* _Do this_: Using the data below, copy every line that contains the word "page".

* _Supplied data_:
^^^^^^^^

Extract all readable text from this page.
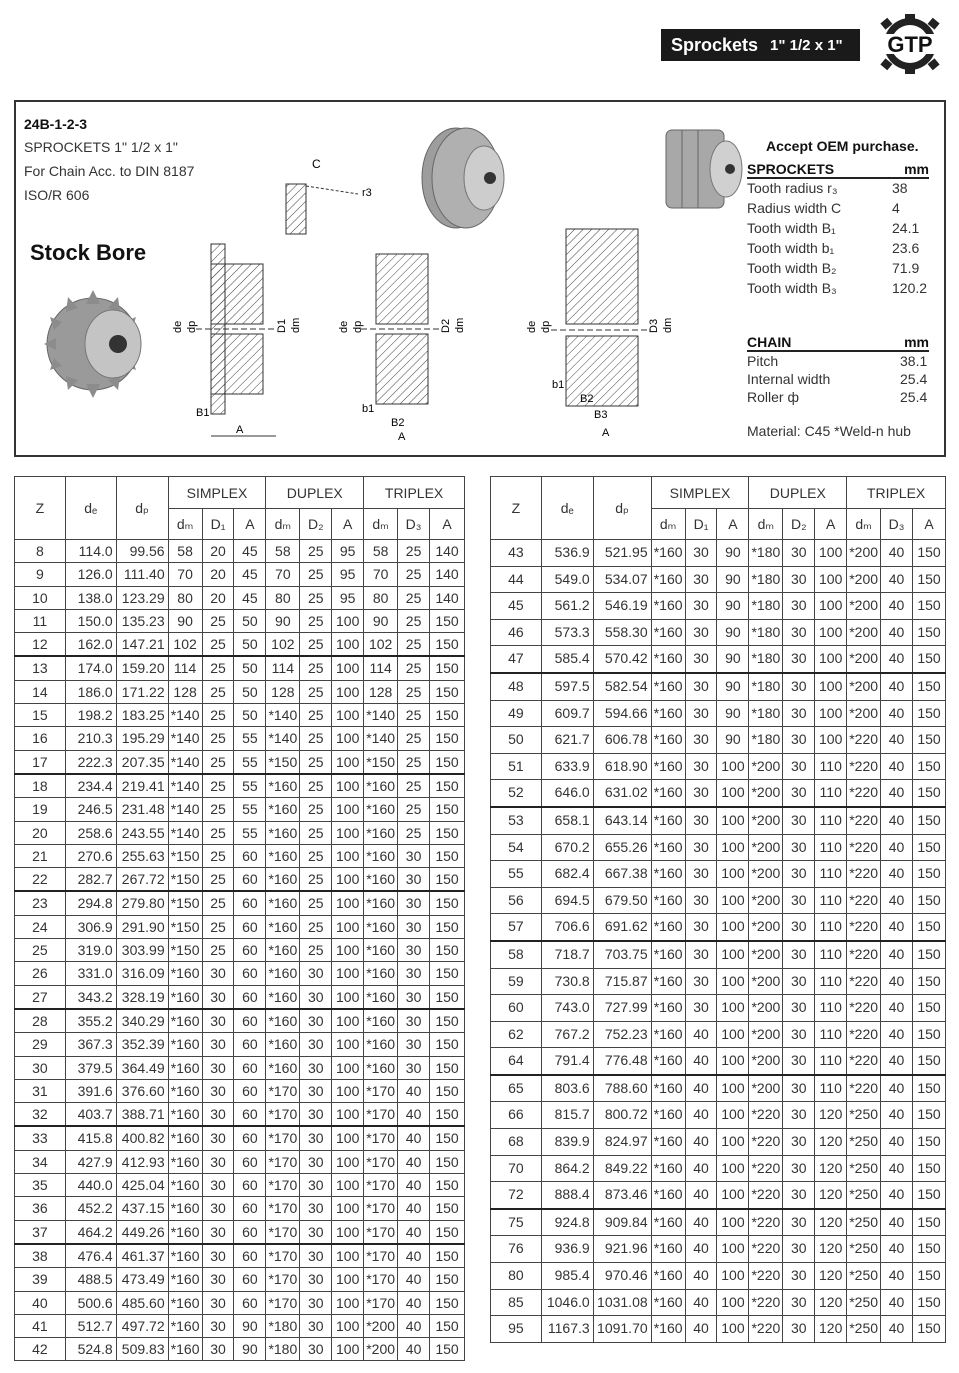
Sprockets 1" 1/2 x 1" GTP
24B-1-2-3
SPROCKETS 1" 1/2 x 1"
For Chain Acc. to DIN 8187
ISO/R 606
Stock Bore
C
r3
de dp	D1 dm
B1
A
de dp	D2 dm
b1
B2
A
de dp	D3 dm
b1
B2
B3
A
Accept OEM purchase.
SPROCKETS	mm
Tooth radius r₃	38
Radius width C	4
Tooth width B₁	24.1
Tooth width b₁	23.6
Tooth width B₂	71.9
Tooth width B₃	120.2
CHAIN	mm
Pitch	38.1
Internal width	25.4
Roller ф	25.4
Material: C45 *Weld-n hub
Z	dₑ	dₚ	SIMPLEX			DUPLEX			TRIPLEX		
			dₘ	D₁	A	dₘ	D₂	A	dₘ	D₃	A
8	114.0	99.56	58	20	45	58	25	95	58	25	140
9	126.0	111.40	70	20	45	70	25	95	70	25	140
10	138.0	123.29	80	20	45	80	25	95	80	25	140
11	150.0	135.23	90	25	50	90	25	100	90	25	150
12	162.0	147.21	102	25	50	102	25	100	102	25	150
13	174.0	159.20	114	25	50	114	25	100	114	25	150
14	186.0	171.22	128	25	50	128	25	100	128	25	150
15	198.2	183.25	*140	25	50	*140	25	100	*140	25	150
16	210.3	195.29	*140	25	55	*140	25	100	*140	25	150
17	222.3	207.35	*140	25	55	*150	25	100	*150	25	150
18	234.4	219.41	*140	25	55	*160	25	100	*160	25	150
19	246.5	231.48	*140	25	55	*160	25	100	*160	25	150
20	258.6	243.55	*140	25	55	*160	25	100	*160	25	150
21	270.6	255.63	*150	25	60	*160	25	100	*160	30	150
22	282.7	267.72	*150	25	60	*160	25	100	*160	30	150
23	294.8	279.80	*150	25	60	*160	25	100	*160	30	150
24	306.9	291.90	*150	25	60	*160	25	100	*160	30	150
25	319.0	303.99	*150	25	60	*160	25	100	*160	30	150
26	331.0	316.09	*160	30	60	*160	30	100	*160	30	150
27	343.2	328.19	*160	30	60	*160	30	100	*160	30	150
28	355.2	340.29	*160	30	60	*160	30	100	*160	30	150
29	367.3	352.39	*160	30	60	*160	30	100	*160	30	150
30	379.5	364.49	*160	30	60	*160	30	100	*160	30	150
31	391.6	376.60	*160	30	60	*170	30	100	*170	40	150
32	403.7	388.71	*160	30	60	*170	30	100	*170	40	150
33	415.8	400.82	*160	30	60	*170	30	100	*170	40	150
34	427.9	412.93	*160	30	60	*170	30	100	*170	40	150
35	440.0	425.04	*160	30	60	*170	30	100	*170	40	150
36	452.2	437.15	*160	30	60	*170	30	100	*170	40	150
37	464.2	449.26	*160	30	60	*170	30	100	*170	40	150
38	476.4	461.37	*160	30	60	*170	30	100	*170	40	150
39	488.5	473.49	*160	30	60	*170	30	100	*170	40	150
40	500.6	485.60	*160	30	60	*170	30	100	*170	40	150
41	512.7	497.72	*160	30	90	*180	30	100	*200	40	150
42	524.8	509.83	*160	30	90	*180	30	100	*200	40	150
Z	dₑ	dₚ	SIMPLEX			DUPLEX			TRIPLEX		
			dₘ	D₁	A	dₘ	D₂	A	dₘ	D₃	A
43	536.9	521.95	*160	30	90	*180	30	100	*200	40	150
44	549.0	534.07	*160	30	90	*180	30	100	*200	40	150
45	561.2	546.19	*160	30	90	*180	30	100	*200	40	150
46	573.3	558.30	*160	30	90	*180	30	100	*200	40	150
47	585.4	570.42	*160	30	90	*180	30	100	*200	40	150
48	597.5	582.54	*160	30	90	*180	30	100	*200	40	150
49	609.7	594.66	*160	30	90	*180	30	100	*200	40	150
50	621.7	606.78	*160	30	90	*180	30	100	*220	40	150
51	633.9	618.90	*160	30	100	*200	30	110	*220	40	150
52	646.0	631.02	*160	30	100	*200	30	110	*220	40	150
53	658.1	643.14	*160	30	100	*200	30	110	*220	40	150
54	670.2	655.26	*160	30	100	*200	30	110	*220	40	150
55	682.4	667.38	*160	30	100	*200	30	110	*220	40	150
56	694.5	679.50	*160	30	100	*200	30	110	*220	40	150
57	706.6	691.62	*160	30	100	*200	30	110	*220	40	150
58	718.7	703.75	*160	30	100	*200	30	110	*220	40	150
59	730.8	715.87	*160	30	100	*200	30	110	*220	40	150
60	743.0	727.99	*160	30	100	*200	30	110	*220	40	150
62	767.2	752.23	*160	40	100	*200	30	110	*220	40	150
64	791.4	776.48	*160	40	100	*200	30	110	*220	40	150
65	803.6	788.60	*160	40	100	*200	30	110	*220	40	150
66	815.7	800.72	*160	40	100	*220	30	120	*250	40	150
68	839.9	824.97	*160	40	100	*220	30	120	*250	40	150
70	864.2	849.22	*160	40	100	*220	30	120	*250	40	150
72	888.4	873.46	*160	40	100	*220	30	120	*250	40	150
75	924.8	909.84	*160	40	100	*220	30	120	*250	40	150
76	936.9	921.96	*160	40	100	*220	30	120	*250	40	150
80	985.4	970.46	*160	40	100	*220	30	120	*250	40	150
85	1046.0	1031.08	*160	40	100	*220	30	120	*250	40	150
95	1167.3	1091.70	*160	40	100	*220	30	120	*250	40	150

^^^^^^^^

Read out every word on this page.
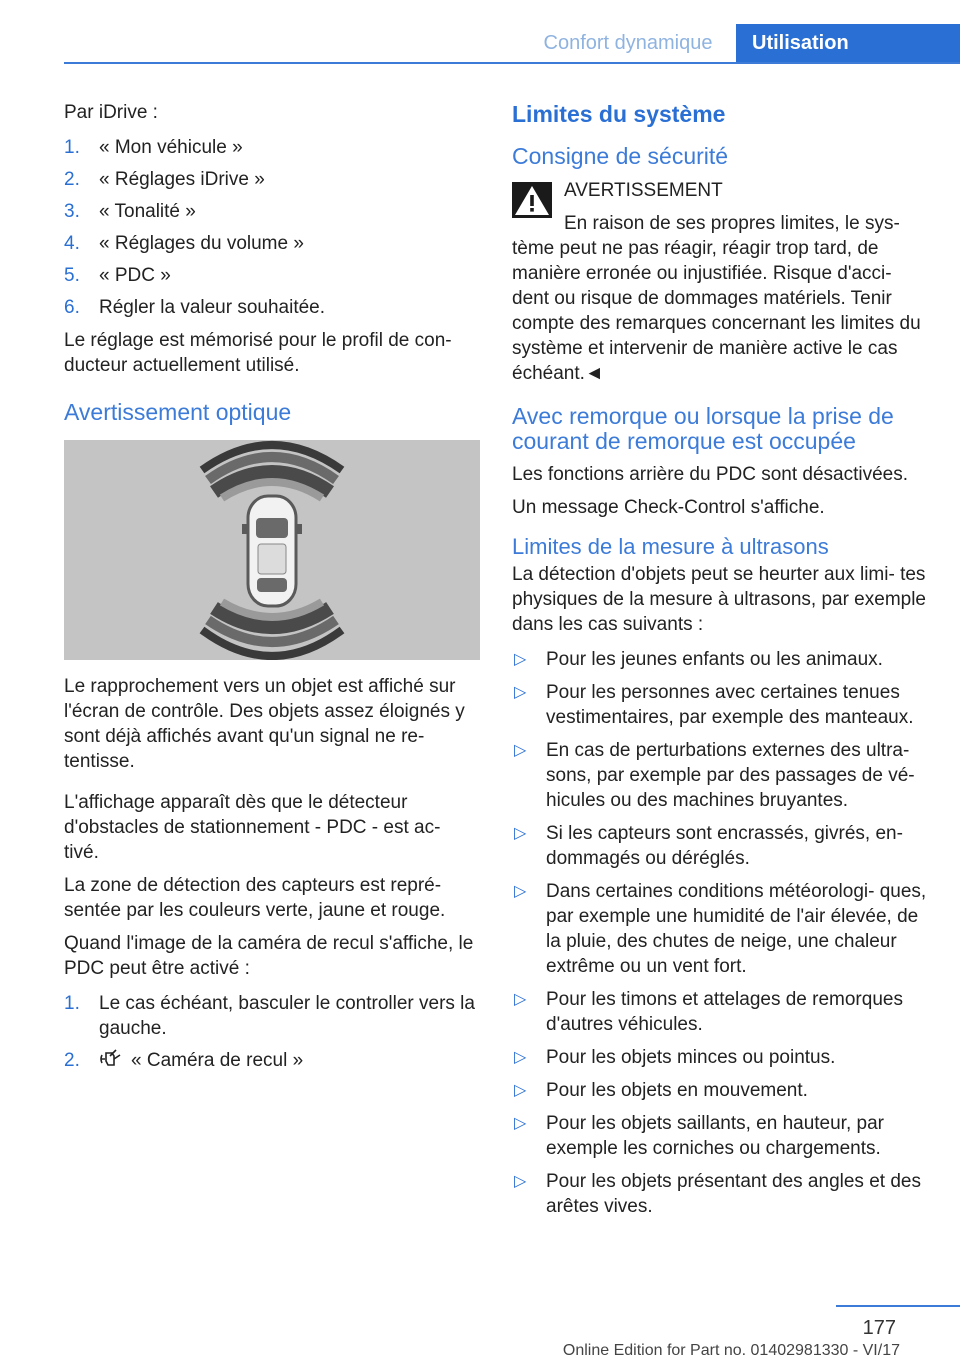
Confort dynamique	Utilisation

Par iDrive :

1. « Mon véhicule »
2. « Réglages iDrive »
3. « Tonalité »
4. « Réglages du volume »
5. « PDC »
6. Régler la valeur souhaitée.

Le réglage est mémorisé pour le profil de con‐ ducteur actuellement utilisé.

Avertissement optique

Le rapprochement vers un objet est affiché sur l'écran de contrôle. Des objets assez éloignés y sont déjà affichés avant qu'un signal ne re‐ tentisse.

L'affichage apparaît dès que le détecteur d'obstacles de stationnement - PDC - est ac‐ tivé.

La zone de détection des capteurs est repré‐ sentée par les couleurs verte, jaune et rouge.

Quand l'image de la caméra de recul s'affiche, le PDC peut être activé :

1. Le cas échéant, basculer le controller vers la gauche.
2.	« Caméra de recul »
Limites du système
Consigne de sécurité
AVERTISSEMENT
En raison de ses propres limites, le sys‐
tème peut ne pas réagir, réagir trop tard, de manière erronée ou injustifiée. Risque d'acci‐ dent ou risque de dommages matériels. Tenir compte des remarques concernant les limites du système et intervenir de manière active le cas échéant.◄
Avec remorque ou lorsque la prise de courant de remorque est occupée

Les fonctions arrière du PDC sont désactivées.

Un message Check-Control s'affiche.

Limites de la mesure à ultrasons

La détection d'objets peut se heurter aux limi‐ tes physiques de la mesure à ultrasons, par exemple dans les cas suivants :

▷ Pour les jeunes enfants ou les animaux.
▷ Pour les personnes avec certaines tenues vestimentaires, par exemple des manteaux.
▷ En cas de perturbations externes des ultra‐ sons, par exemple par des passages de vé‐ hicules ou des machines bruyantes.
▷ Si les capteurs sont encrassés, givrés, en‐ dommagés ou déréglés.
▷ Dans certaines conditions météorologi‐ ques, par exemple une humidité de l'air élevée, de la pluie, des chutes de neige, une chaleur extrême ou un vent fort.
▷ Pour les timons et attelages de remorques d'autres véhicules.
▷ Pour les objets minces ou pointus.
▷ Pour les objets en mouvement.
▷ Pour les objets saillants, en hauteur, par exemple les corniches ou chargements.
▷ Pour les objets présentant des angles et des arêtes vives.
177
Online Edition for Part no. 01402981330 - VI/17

^^^^^^^^

* _Correct output_:
Extract all readable text from this page.
Read out every word on this page.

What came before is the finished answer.